▶ **To be done**
In the data below, find every line that has the string "ذراع", and copy it.

★ ★ ★ ★ ★ ★ ★

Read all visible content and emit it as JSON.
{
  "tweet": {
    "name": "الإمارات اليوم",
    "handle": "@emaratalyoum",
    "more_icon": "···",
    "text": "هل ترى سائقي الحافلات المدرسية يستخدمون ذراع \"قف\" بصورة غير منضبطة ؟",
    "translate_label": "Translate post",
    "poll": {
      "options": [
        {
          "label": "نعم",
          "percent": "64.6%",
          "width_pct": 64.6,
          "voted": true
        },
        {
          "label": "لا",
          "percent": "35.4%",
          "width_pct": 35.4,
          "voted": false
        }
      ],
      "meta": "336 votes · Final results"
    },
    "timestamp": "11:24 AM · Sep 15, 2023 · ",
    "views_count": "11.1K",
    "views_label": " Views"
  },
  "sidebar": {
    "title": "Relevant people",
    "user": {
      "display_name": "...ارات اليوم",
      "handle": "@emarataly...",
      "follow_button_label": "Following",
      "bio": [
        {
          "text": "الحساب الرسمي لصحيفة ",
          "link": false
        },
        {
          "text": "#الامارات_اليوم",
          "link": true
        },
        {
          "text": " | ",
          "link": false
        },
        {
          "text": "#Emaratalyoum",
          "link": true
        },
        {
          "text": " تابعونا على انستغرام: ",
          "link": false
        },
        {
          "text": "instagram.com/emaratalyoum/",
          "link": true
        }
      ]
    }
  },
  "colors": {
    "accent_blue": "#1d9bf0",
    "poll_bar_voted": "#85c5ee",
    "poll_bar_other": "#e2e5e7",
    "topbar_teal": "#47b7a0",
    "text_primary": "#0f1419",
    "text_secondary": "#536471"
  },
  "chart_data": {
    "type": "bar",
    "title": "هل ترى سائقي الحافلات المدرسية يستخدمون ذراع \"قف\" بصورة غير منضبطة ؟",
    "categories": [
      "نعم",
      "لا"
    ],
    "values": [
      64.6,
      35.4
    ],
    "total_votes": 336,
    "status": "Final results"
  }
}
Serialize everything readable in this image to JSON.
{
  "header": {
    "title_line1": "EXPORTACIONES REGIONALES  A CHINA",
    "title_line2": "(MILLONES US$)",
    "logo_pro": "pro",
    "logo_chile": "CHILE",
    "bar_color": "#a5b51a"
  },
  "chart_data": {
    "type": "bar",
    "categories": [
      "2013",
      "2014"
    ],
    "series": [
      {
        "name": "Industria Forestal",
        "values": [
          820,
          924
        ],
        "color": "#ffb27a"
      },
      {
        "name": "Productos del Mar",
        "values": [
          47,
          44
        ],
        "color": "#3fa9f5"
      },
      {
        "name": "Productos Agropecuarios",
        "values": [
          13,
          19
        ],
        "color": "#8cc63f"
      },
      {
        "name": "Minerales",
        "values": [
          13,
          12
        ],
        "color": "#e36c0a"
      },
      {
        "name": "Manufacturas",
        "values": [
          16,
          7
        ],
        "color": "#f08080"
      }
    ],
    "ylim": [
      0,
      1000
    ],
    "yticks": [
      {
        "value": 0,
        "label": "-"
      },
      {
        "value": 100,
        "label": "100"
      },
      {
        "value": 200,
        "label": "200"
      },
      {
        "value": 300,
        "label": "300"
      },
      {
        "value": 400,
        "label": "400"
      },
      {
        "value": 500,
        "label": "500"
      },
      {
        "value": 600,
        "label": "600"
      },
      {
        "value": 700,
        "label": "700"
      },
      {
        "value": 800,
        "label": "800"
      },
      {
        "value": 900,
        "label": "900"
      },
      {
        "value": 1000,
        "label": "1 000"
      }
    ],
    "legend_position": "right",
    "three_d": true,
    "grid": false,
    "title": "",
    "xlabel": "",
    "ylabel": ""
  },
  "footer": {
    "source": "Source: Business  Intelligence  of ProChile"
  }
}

★ ★ ★ ★ ★ ★ ★

▶ **Answer to the task**
    "text": "هل ترى سائقي الحافلات المدرسية يستخدمون ذراع \"قف\" بصورة غير منضبطة ؟",
    "title": "هل ترى سائقي الحافلات المدرسية يستخدمون ذراع \"قف\" بصورة غير منضبطة ؟",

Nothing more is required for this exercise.